### EXERCISE AIM
Count the lines containing "detached" in the entries underneath, and state that count without anything else.

### THE INPUT
##############################
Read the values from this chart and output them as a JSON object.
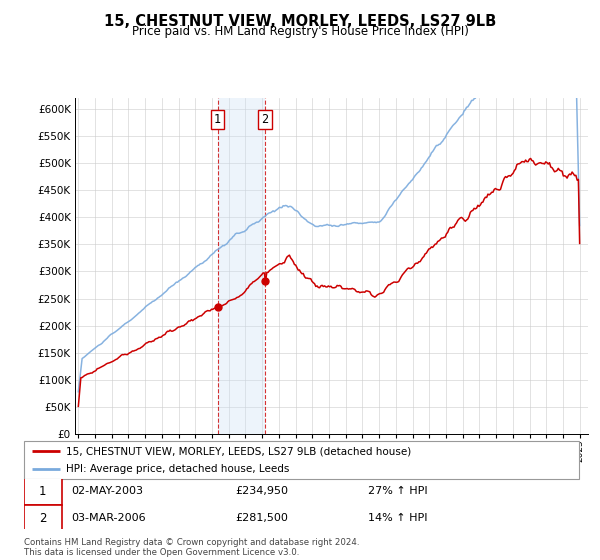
{
  "title": "15, CHESTNUT VIEW, MORLEY, LEEDS, LS27 9LB",
  "subtitle": "Price paid vs. HM Land Registry's House Price Index (HPI)",
  "ylim": [
    0,
    620000
  ],
  "yticks": [
    0,
    50000,
    100000,
    150000,
    200000,
    250000,
    300000,
    350000,
    400000,
    450000,
    500000,
    550000,
    600000
  ],
  "sale1_date": 2003.33,
  "sale1_price": 234950,
  "sale2_date": 2006.17,
  "sale2_price": 281500,
  "line_color_price": "#cc0000",
  "line_color_hpi": "#7aaadd",
  "shade_color": "#cce0f5",
  "legend_label_price": "15, CHESTNUT VIEW, MORLEY, LEEDS, LS27 9LB (detached house)",
  "legend_label_hpi": "HPI: Average price, detached house, Leeds",
  "annotation1_date": "02-MAY-2003",
  "annotation1_price": "£234,950",
  "annotation1_hpi": "27% ↑ HPI",
  "annotation2_date": "03-MAR-2006",
  "annotation2_price": "£281,500",
  "annotation2_hpi": "14% ↑ HPI",
  "footnote": "Contains HM Land Registry data © Crown copyright and database right 2024.\nThis data is licensed under the Open Government Licence v3.0.",
  "grid_color": "#cccccc"
}
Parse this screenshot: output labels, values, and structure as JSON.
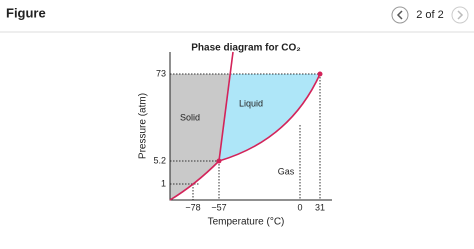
{
  "header": {
    "title": "Figure",
    "pager": "2 of 2"
  },
  "figure": {
    "title": "Phase diagram for CO₂",
    "y_axis_label": "Pressure (atm)",
    "x_axis_label": "Temperature (°C)",
    "y_ticks": [
      "73",
      "5.2",
      "1"
    ],
    "x_ticks": [
      "−78",
      "−57",
      "0",
      "31"
    ],
    "regions": [
      "Solid",
      "Liquid",
      "Gas"
    ]
  }
}
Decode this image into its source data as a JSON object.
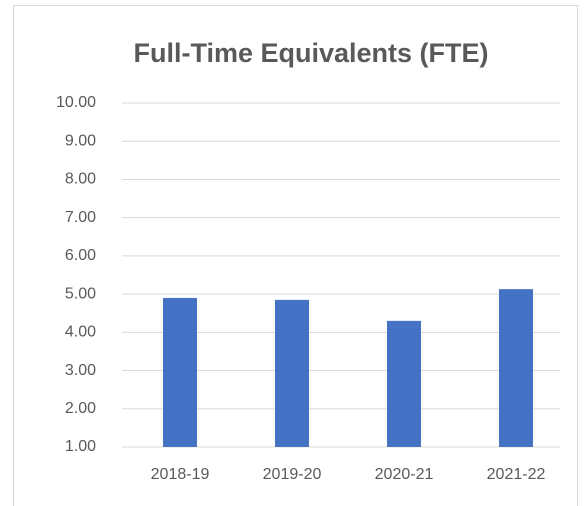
{
  "chart_data": {
    "type": "bar",
    "title": "Full-Time Equivalents (FTE)",
    "categories": [
      "2018-19",
      "2019-20",
      "2020-21",
      "2021-22"
    ],
    "values": [
      4.9,
      4.85,
      4.3,
      5.13
    ],
    "color": "#4472c4",
    "ylim": [
      1,
      10
    ],
    "yticks": [
      {
        "value": 1,
        "label": "1.00"
      },
      {
        "value": 2,
        "label": "2.00"
      },
      {
        "value": 3,
        "label": "3.00"
      },
      {
        "value": 4,
        "label": "4.00"
      },
      {
        "value": 5,
        "label": "5.00"
      },
      {
        "value": 6,
        "label": "6.00"
      },
      {
        "value": 7,
        "label": "7.00"
      },
      {
        "value": 8,
        "label": "8.00"
      },
      {
        "value": 9,
        "label": "9.00"
      },
      {
        "value": 10,
        "label": "10.00"
      }
    ],
    "grid": true
  }
}
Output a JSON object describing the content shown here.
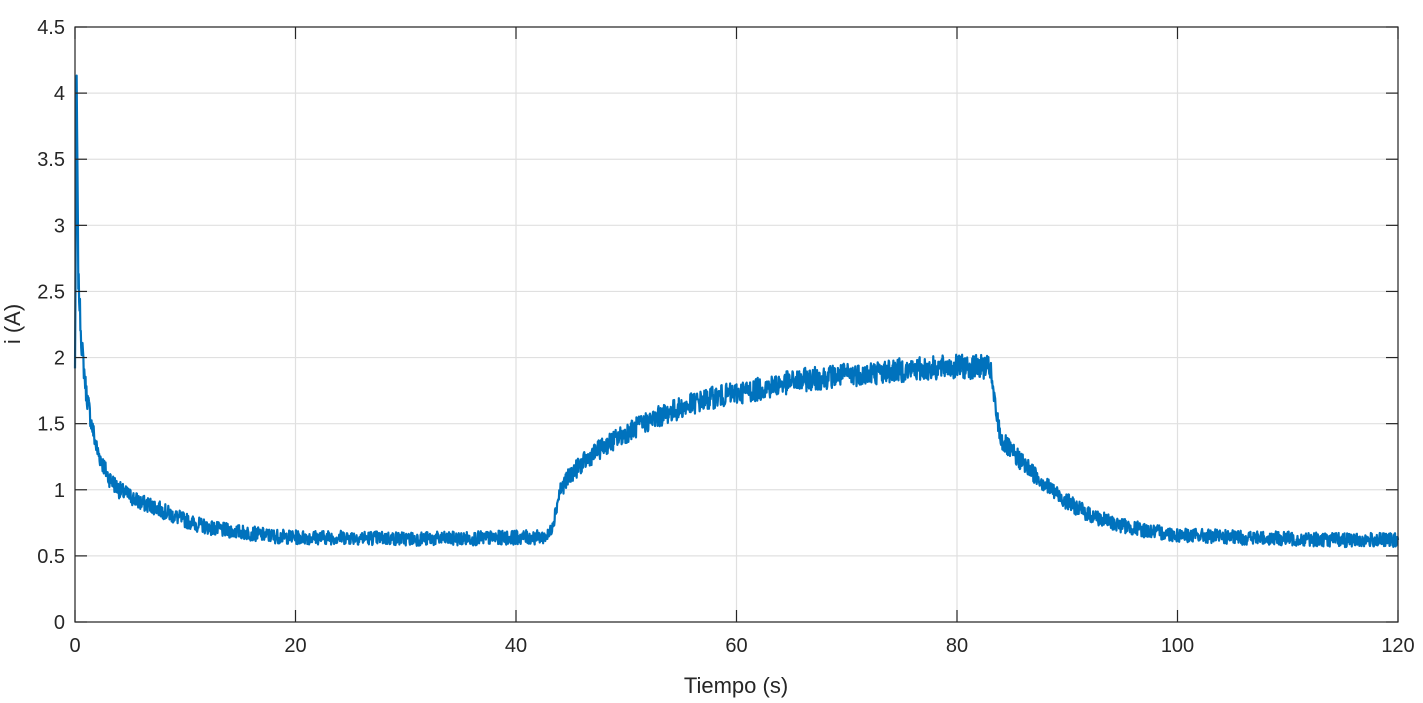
{
  "chart_data": {
    "type": "line",
    "title": "",
    "xlabel": "Tiempo (s)",
    "ylabel": "i (A)",
    "xlim": [
      0,
      120
    ],
    "ylim": [
      0,
      4.5
    ],
    "xticks": [
      0,
      20,
      40,
      60,
      80,
      100,
      120
    ],
    "xtick_labels": [
      "0",
      "20",
      "40",
      "60",
      "80",
      "100",
      "120"
    ],
    "yticks": [
      0,
      0.5,
      1,
      1.5,
      2,
      2.5,
      3,
      3.5,
      4,
      4.5
    ],
    "ytick_labels": [
      "0",
      "0.5",
      "1",
      "1.5",
      "2",
      "2.5",
      "3",
      "3.5",
      "4",
      "4.5"
    ],
    "grid": true,
    "legend": "none",
    "series": [
      {
        "color": "#0072bd",
        "x": [
          0,
          0.15,
          0.3,
          0.6,
          1,
          1.5,
          2,
          3,
          4,
          5,
          6,
          7,
          8,
          9,
          10,
          11,
          12,
          13,
          14,
          15,
          16,
          18,
          20,
          25,
          30,
          35,
          40,
          42,
          43,
          43.5,
          44,
          45,
          46,
          47,
          48,
          50,
          52,
          54,
          56,
          58,
          60,
          62,
          64,
          66,
          68,
          70,
          72,
          74,
          76,
          78,
          80,
          82,
          83,
          83.5,
          84,
          85,
          86,
          87,
          88,
          89,
          90,
          91,
          92,
          93,
          94,
          95,
          96,
          98,
          100,
          105,
          110,
          115,
          118,
          120
        ],
        "y": [
          1.9,
          4.1,
          2.6,
          2.1,
          1.75,
          1.5,
          1.3,
          1.1,
          1.0,
          0.95,
          0.9,
          0.88,
          0.84,
          0.8,
          0.77,
          0.74,
          0.72,
          0.7,
          0.69,
          0.68,
          0.67,
          0.65,
          0.64,
          0.64,
          0.63,
          0.63,
          0.64,
          0.64,
          0.65,
          0.8,
          1.0,
          1.12,
          1.2,
          1.27,
          1.33,
          1.43,
          1.52,
          1.59,
          1.65,
          1.7,
          1.73,
          1.76,
          1.8,
          1.83,
          1.85,
          1.87,
          1.88,
          1.9,
          1.91,
          1.92,
          1.93,
          1.93,
          1.92,
          1.6,
          1.38,
          1.28,
          1.2,
          1.12,
          1.04,
          0.97,
          0.91,
          0.86,
          0.81,
          0.78,
          0.75,
          0.73,
          0.71,
          0.68,
          0.66,
          0.64,
          0.63,
          0.62,
          0.62,
          0.62
        ]
      }
    ]
  }
}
##############################
### EXERCISE RESPONSE
2